STATED TASK:
Retype all of the listing exactly, passing over any picture you find.

RECORDED DATA:
□ □ □ □ □ □ □

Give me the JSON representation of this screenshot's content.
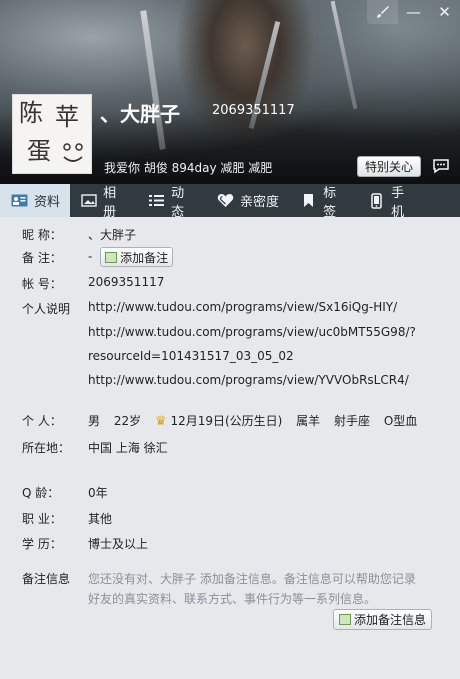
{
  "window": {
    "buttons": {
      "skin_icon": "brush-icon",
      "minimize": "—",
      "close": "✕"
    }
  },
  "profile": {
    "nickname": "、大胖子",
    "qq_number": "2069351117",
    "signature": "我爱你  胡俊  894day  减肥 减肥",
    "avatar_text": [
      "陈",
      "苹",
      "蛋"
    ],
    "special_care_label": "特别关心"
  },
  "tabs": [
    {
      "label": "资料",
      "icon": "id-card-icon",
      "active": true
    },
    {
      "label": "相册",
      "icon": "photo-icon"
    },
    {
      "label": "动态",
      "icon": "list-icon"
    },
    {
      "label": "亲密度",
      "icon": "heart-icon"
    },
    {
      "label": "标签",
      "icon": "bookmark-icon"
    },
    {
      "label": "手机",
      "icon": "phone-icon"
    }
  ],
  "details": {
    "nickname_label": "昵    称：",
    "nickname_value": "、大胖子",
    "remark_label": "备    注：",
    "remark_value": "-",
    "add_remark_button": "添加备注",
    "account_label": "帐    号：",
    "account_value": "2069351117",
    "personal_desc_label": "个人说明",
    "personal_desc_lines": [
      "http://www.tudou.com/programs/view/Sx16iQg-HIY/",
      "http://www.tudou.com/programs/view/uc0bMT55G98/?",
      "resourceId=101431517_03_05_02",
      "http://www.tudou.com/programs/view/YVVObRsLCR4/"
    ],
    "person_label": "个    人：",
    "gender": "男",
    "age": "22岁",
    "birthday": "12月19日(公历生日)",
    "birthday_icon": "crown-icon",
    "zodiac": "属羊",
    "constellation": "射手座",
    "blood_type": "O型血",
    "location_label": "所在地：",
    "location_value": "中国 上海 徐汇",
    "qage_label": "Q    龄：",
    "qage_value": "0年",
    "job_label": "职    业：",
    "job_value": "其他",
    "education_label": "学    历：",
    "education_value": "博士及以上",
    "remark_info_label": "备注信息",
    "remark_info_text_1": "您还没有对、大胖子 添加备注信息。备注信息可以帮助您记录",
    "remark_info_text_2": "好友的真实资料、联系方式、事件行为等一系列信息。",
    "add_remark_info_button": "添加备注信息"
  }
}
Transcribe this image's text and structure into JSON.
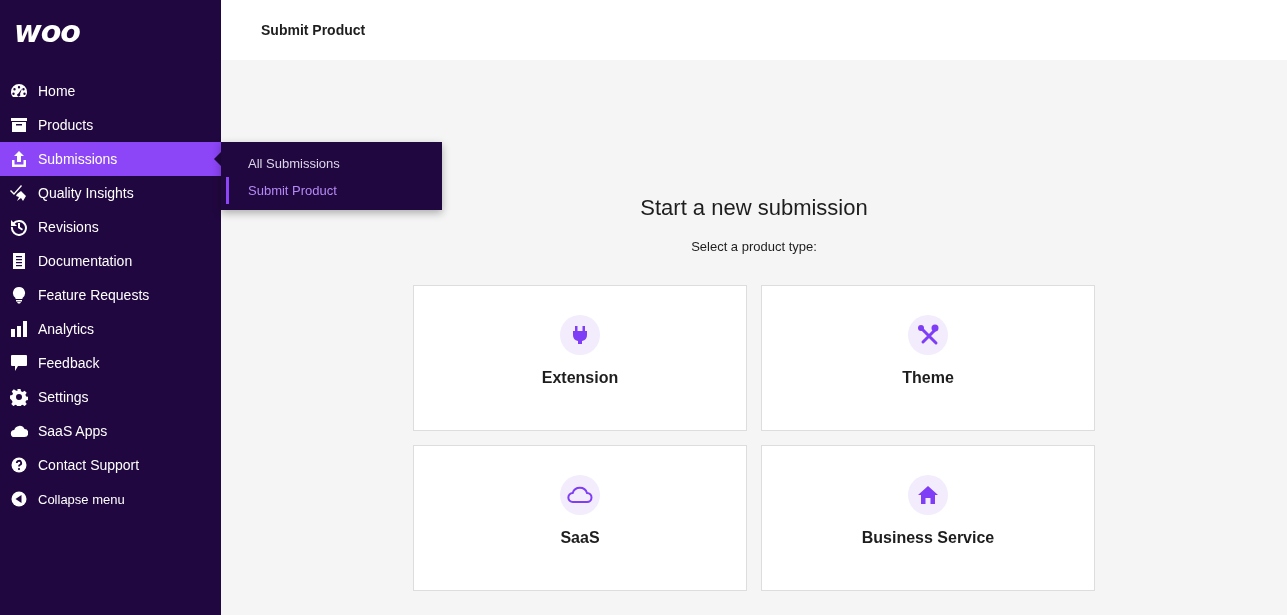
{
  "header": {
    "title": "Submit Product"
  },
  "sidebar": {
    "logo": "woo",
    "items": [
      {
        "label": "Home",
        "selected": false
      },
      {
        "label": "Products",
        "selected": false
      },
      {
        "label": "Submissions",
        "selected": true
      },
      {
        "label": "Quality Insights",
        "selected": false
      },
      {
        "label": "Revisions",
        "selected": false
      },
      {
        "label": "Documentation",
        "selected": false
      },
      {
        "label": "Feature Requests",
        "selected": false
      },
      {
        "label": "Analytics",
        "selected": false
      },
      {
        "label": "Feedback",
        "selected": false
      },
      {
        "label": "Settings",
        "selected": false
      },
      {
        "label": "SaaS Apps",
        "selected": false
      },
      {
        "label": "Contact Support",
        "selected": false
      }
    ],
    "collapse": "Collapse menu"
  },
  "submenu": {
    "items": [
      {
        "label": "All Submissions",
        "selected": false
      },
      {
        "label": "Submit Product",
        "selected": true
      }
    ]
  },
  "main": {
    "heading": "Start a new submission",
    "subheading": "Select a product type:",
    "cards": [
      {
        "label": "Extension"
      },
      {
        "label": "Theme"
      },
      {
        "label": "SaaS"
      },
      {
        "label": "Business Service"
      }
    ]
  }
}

□ □ □ □ □ □ □

TASK OUTPUT:
Give me the JSON representation of this screenshot's content.
{
  "window": {
    "buttons": {
      "skin_icon": "brush-icon",
      "minimize": "—",
      "close": "✕"
    }
  },
  "profile": {
    "nickname": "、大胖子",
    "qq_number": "2069351117",
    "signature": "我爱你  胡俊  894day  减肥 减肥",
    "avatar_text": [
      "陈",
      "苹",
      "蛋"
    ],
    "special_care_label": "特别关心"
  },
  "tabs": [
    {
      "label": "资料",
      "icon": "id-card-icon",
      "active": true
    },
    {
      "label": "相册",
      "icon": "photo-icon"
    },
    {
      "label": "动态",
      "icon": "list-icon"
    },
    {
      "label": "亲密度",
      "icon": "heart-icon"
    },
    {
      "label": "标签",
      "icon": "bookmark-icon"
    },
    {
      "label": "手机",
      "icon": "phone-icon"
    }
  ],
  "details": {
    "nickname_label": "昵    称：",
    "nickname_value": "、大胖子",
    "remark_label": "备    注：",
    "remark_value": "-",
    "add_remark_button": "添加备注",
    "account_label": "帐    号：",
    "account_value": "2069351117",
    "personal_desc_label": "个人说明",
    "personal_desc_lines": [
      "http://www.tudou.com/programs/view/Sx16iQg-HIY/",
      "http://www.tudou.com/programs/view/uc0bMT55G98/?",
      "resourceId=101431517_03_05_02",
      "http://www.tudou.com/programs/view/YVVObRsLCR4/"
    ],
    "person_label": "个    人：",
    "gender": "男",
    "age": "22岁",
    "birthday": "12月19日(公历生日)",
    "birthday_icon": "crown-icon",
    "zodiac": "属羊",
    "constellation": "射手座",
    "blood_type": "O型血",
    "location_label": "所在地：",
    "location_value": "中国 上海 徐汇",
    "qage_label": "Q    龄：",
    "qage_value": "0年",
    "job_label": "职    业：",
    "job_value": "其他",
    "education_label": "学    历：",
    "education_value": "博士及以上",
    "remark_info_label": "备注信息",
    "remark_info_text_1": "您还没有对、大胖子 添加备注信息。备注信息可以帮助您记录",
    "remark_info_text_2": "好友的真实资料、联系方式、事件行为等一系列信息。",
    "add_remark_info_button": "添加备注信息"
  }
}
Transcribe this image's text and structure into JSON.
{
  "header": {
    "title": "Submit Product"
  },
  "sidebar": {
    "logo": "woo",
    "items": [
      {
        "label": "Home",
        "selected": false
      },
      {
        "label": "Products",
        "selected": false
      },
      {
        "label": "Submissions",
        "selected": true
      },
      {
        "label": "Quality Insights",
        "selected": false
      },
      {
        "label": "Revisions",
        "selected": false
      },
      {
        "label": "Documentation",
        "selected": false
      },
      {
        "label": "Feature Requests",
        "selected": false
      },
      {
        "label": "Analytics",
        "selected": false
      },
      {
        "label": "Feedback",
        "selected": false
      },
      {
        "label": "Settings",
        "selected": false
      },
      {
        "label": "SaaS Apps",
        "selected": false
      },
      {
        "label": "Contact Support",
        "selected": false
      }
    ],
    "collapse": "Collapse menu"
  },
  "submenu": {
    "items": [
      {
        "label": "All Submissions",
        "selected": false
      },
      {
        "label": "Submit Product",
        "selected": true
      }
    ]
  },
  "main": {
    "heading": "Start a new submission",
    "subheading": "Select a product type:",
    "cards": [
      {
        "label": "Extension"
      },
      {
        "label": "Theme"
      },
      {
        "label": "SaaS"
      },
      {
        "label": "Business Service"
      }
    ]
  }
}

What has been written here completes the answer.